* _Written problem_
Copy the data that follows, character for character, minus the pictures.

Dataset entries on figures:
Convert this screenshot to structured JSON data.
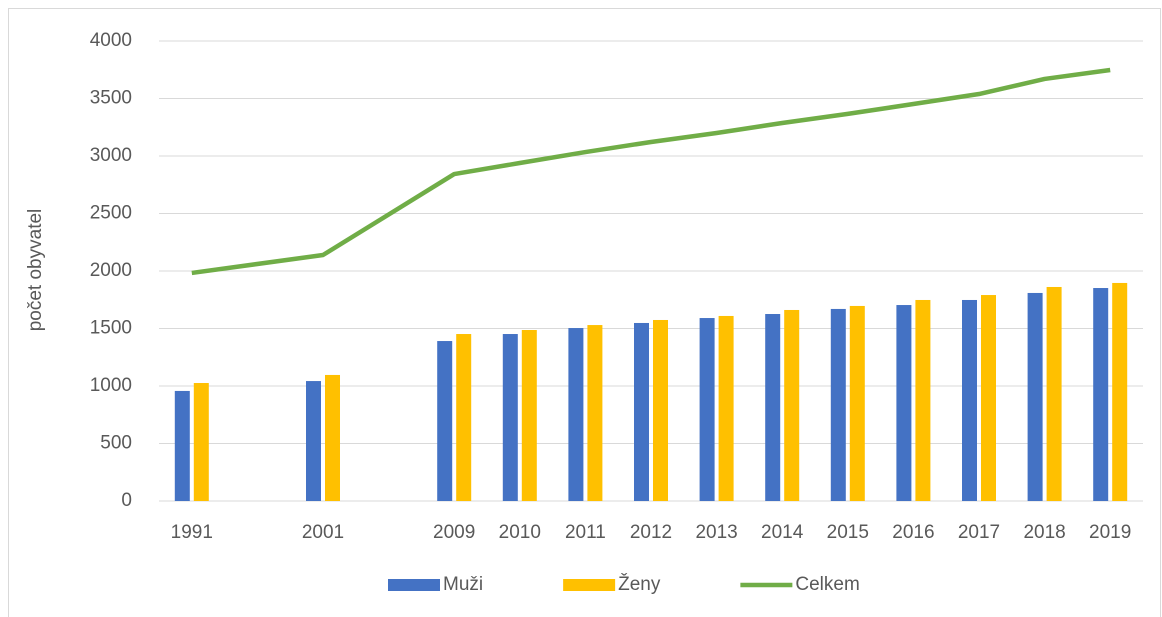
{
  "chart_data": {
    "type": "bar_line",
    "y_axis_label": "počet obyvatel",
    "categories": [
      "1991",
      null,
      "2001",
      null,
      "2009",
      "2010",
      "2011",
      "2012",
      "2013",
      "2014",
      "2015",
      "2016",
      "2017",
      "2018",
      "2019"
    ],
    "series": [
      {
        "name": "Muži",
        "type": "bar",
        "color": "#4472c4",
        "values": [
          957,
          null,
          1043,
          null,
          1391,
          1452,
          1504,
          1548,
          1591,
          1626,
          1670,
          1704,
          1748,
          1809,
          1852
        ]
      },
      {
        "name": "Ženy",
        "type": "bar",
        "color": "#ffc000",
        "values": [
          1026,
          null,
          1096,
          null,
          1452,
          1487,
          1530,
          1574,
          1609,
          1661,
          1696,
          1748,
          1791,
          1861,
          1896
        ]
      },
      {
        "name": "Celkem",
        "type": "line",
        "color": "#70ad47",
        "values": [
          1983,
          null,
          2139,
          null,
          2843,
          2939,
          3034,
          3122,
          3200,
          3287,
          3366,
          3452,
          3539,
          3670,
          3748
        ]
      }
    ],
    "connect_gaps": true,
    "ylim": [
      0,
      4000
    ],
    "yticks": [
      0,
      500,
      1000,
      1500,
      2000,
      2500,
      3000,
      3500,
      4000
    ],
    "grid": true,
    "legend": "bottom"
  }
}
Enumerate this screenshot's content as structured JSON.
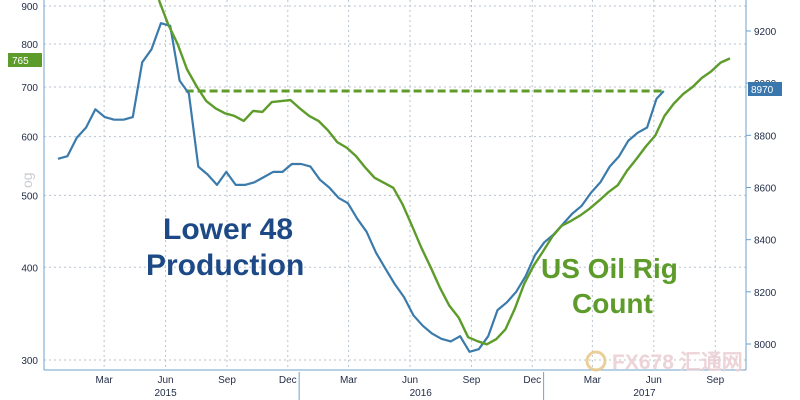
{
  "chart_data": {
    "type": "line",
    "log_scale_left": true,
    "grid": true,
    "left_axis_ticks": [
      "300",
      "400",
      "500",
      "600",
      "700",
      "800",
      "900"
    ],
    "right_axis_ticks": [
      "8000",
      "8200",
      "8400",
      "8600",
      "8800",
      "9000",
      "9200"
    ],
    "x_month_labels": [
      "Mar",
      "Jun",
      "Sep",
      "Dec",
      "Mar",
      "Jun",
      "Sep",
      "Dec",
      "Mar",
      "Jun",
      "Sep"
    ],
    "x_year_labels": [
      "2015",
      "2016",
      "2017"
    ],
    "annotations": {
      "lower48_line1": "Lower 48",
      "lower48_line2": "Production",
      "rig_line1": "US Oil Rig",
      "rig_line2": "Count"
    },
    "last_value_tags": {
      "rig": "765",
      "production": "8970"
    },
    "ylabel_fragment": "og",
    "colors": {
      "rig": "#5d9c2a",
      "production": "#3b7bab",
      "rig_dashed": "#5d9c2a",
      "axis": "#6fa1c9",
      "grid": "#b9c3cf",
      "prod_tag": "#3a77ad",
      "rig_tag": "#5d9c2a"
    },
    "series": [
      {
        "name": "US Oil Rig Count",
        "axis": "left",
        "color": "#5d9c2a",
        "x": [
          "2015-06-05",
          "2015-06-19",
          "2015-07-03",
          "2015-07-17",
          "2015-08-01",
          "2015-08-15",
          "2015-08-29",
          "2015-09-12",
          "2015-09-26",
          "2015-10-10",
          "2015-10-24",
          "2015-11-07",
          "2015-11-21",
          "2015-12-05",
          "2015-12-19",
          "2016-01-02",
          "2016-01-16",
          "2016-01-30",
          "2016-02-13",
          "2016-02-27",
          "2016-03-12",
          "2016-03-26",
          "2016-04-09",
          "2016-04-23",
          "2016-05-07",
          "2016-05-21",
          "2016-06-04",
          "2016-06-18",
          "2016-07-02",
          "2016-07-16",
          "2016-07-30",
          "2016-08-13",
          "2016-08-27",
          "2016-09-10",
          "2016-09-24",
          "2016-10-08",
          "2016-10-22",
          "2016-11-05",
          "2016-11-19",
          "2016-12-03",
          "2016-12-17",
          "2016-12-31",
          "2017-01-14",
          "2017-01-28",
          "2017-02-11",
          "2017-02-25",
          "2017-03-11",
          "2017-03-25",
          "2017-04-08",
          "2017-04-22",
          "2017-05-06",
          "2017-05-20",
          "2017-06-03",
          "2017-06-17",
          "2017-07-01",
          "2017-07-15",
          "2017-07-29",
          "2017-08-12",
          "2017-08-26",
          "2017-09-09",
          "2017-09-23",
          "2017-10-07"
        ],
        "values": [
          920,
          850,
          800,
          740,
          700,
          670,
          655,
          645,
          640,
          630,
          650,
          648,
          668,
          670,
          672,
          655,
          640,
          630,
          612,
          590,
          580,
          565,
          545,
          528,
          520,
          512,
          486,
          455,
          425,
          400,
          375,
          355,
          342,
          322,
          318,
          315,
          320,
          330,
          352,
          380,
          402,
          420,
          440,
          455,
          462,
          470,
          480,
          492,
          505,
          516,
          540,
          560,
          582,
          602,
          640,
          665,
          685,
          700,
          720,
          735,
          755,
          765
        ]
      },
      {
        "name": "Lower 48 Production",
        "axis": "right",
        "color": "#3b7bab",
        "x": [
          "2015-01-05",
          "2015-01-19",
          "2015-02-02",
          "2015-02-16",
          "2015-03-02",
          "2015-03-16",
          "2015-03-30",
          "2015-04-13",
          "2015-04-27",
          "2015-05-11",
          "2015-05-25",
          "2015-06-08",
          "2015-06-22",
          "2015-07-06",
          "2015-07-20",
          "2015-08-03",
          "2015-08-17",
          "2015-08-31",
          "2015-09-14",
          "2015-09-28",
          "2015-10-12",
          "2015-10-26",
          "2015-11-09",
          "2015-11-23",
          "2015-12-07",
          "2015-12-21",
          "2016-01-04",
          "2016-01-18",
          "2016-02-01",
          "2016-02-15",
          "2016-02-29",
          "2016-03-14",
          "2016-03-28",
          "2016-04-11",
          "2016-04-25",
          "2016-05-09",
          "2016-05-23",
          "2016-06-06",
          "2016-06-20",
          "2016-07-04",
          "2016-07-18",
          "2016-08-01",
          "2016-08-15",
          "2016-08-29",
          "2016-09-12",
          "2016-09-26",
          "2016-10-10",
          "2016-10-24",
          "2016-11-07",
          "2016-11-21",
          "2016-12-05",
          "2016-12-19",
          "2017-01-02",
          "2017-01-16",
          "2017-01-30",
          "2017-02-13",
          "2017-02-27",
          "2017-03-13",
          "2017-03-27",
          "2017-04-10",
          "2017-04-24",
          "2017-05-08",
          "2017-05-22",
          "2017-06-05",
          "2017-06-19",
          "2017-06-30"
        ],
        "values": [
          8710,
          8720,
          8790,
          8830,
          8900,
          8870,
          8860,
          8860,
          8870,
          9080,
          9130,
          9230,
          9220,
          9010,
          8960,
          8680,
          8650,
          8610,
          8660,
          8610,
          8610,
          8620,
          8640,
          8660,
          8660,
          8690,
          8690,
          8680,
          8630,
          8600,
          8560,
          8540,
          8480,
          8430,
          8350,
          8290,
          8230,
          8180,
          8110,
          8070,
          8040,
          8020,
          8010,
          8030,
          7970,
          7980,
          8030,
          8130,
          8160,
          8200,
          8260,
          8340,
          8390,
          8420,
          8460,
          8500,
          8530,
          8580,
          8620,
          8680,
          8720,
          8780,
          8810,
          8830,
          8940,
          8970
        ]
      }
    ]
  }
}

* _Complete response_
Convert this screenshot to structured JSON data.
{
  "chart_data": {
    "type": "bar_line",
    "y_axis_label": "počet obyvatel",
    "categories": [
      "1991",
      null,
      "2001",
      null,
      "2009",
      "2010",
      "2011",
      "2012",
      "2013",
      "2014",
      "2015",
      "2016",
      "2017",
      "2018",
      "2019"
    ],
    "series": [
      {
        "name": "Muži",
        "type": "bar",
        "color": "#4472c4",
        "values": [
          957,
          null,
          1043,
          null,
          1391,
          1452,
          1504,
          1548,
          1591,
          1626,
          1670,
          1704,
          1748,
          1809,
          1852
        ]
      },
      {
        "name": "Ženy",
        "type": "bar",
        "color": "#ffc000",
        "values": [
          1026,
          null,
          1096,
          null,
          1452,
          1487,
          1530,
          1574,
          1609,
          1661,
          1696,
          1748,
          1791,
          1861,
          1896
        ]
      },
      {
        "name": "Celkem",
        "type": "line",
        "color": "#70ad47",
        "values": [
          1983,
          null,
          2139,
          null,
          2843,
          2939,
          3034,
          3122,
          3200,
          3287,
          3366,
          3452,
          3539,
          3670,
          3748
        ]
      }
    ],
    "connect_gaps": true,
    "ylim": [
      0,
      4000
    ],
    "yticks": [
      0,
      500,
      1000,
      1500,
      2000,
      2500,
      3000,
      3500,
      4000
    ],
    "grid": true,
    "legend": "bottom"
  }
}
Enumerate this screenshot's content as structured JSON.
{
  "chart_data": {
    "type": "line",
    "log_scale_left": true,
    "grid": true,
    "left_axis_ticks": [
      "300",
      "400",
      "500",
      "600",
      "700",
      "800",
      "900"
    ],
    "right_axis_ticks": [
      "8000",
      "8200",
      "8400",
      "8600",
      "8800",
      "9000",
      "9200"
    ],
    "x_month_labels": [
      "Mar",
      "Jun",
      "Sep",
      "Dec",
      "Mar",
      "Jun",
      "Sep",
      "Dec",
      "Mar",
      "Jun",
      "Sep"
    ],
    "x_year_labels": [
      "2015",
      "2016",
      "2017"
    ],
    "annotations": {
      "lower48_line1": "Lower 48",
      "lower48_line2": "Production",
      "rig_line1": "US Oil Rig",
      "rig_line2": "Count"
    },
    "last_value_tags": {
      "rig": "765",
      "production": "8970"
    },
    "ylabel_fragment": "og",
    "colors": {
      "rig": "#5d9c2a",
      "production": "#3b7bab",
      "rig_dashed": "#5d9c2a",
      "axis": "#6fa1c9",
      "grid": "#b9c3cf",
      "prod_tag": "#3a77ad",
      "rig_tag": "#5d9c2a"
    },
    "series": [
      {
        "name": "US Oil Rig Count",
        "axis": "left",
        "color": "#5d9c2a",
        "x": [
          "2015-06-05",
          "2015-06-19",
          "2015-07-03",
          "2015-07-17",
          "2015-08-01",
          "2015-08-15",
          "2015-08-29",
          "2015-09-12",
          "2015-09-26",
          "2015-10-10",
          "2015-10-24",
          "2015-11-07",
          "2015-11-21",
          "2015-12-05",
          "2015-12-19",
          "2016-01-02",
          "2016-01-16",
          "2016-01-30",
          "2016-02-13",
          "2016-02-27",
          "2016-03-12",
          "2016-03-26",
          "2016-04-09",
          "2016-04-23",
          "2016-05-07",
          "2016-05-21",
          "2016-06-04",
          "2016-06-18",
          "2016-07-02",
          "2016-07-16",
          "2016-07-30",
          "2016-08-13",
          "2016-08-27",
          "2016-09-10",
          "2016-09-24",
          "2016-10-08",
          "2016-10-22",
          "2016-11-05",
          "2016-11-19",
          "2016-12-03",
          "2016-12-17",
          "2016-12-31",
          "2017-01-14",
          "2017-01-28",
          "2017-02-11",
          "2017-02-25",
          "2017-03-11",
          "2017-03-25",
          "2017-04-08",
          "2017-04-22",
          "2017-05-06",
          "2017-05-20",
          "2017-06-03",
          "2017-06-17",
          "2017-07-01",
          "2017-07-15",
          "2017-07-29",
          "2017-08-12",
          "2017-08-26",
          "2017-09-09",
          "2017-09-23",
          "2017-10-07"
        ],
        "values": [
          920,
          850,
          800,
          740,
          700,
          670,
          655,
          645,
          640,
          630,
          650,
          648,
          668,
          670,
          672,
          655,
          640,
          630,
          612,
          590,
          580,
          565,
          545,
          528,
          520,
          512,
          486,
          455,
          425,
          400,
          375,
          355,
          342,
          322,
          318,
          315,
          320,
          330,
          352,
          380,
          402,
          420,
          440,
          455,
          462,
          470,
          480,
          492,
          505,
          516,
          540,
          560,
          582,
          602,
          640,
          665,
          685,
          700,
          720,
          735,
          755,
          765
        ]
      },
      {
        "name": "Lower 48 Production",
        "axis": "right",
        "color": "#3b7bab",
        "x": [
          "2015-01-05",
          "2015-01-19",
          "2015-02-02",
          "2015-02-16",
          "2015-03-02",
          "2015-03-16",
          "2015-03-30",
          "2015-04-13",
          "2015-04-27",
          "2015-05-11",
          "2015-05-25",
          "2015-06-08",
          "2015-06-22",
          "2015-07-06",
          "2015-07-20",
          "2015-08-03",
          "2015-08-17",
          "2015-08-31",
          "2015-09-14",
          "2015-09-28",
          "2015-10-12",
          "2015-10-26",
          "2015-11-09",
          "2015-11-23",
          "2015-12-07",
          "2015-12-21",
          "2016-01-04",
          "2016-01-18",
          "2016-02-01",
          "2016-02-15",
          "2016-02-29",
          "2016-03-14",
          "2016-03-28",
          "2016-04-11",
          "2016-04-25",
          "2016-05-09",
          "2016-05-23",
          "2016-06-06",
          "2016-06-20",
          "2016-07-04",
          "2016-07-18",
          "2016-08-01",
          "2016-08-15",
          "2016-08-29",
          "2016-09-12",
          "2016-09-26",
          "2016-10-10",
          "2016-10-24",
          "2016-11-07",
          "2016-11-21",
          "2016-12-05",
          "2016-12-19",
          "2017-01-02",
          "2017-01-16",
          "2017-01-30",
          "2017-02-13",
          "2017-02-27",
          "2017-03-13",
          "2017-03-27",
          "2017-04-10",
          "2017-04-24",
          "2017-05-08",
          "2017-05-22",
          "2017-06-05",
          "2017-06-19",
          "2017-06-30"
        ],
        "values": [
          8710,
          8720,
          8790,
          8830,
          8900,
          8870,
          8860,
          8860,
          8870,
          9080,
          9130,
          9230,
          9220,
          9010,
          8960,
          8680,
          8650,
          8610,
          8660,
          8610,
          8610,
          8620,
          8640,
          8660,
          8660,
          8690,
          8690,
          8680,
          8630,
          8600,
          8560,
          8540,
          8480,
          8430,
          8350,
          8290,
          8230,
          8180,
          8110,
          8070,
          8040,
          8020,
          8010,
          8030,
          7970,
          7980,
          8030,
          8130,
          8160,
          8200,
          8260,
          8340,
          8390,
          8420,
          8460,
          8500,
          8530,
          8580,
          8620,
          8680,
          8720,
          8780,
          8810,
          8830,
          8940,
          8970
        ]
      }
    ]
  }
}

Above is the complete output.